>> Begin

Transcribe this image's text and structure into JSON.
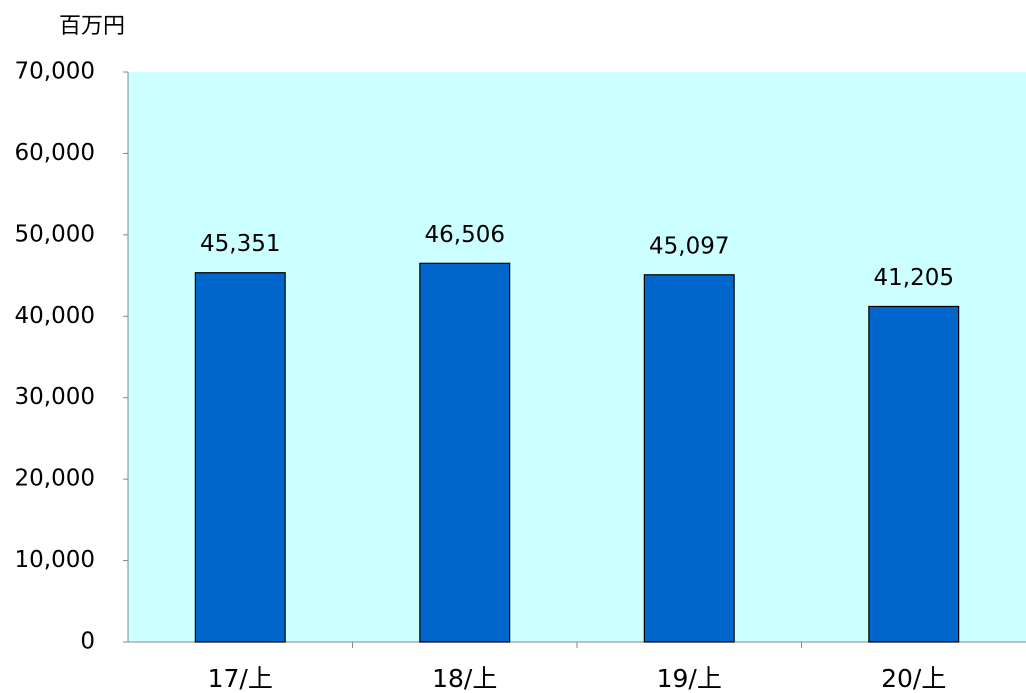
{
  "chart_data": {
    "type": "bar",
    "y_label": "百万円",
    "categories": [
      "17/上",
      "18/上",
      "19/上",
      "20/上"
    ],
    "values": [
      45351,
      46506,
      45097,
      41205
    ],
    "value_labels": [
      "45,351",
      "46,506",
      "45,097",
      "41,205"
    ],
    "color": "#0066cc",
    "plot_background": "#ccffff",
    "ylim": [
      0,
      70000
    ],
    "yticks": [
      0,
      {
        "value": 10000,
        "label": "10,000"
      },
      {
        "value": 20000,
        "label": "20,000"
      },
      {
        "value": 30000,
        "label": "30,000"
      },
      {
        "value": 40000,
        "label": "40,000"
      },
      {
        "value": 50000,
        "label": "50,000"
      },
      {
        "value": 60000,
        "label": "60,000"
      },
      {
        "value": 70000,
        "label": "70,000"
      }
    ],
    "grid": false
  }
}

>> End

Output the entries above exactly. Drop the pictures.

** RESULT OF THE TASK **
Transcribe this image's text and structure into JSON.
{
  "chart_data": {
    "type": "bar",
    "y_label": "百万円",
    "categories": [
      "17/上",
      "18/上",
      "19/上",
      "20/上"
    ],
    "values": [
      45351,
      46506,
      45097,
      41205
    ],
    "value_labels": [
      "45,351",
      "46,506",
      "45,097",
      "41,205"
    ],
    "color": "#0066cc",
    "plot_background": "#ccffff",
    "ylim": [
      0,
      70000
    ],
    "yticks": [
      0,
      {
        "value": 10000,
        "label": "10,000"
      },
      {
        "value": 20000,
        "label": "20,000"
      },
      {
        "value": 30000,
        "label": "30,000"
      },
      {
        "value": 40000,
        "label": "40,000"
      },
      {
        "value": 50000,
        "label": "50,000"
      },
      {
        "value": 60000,
        "label": "60,000"
      },
      {
        "value": 70000,
        "label": "70,000"
      }
    ],
    "grid": false
  }
}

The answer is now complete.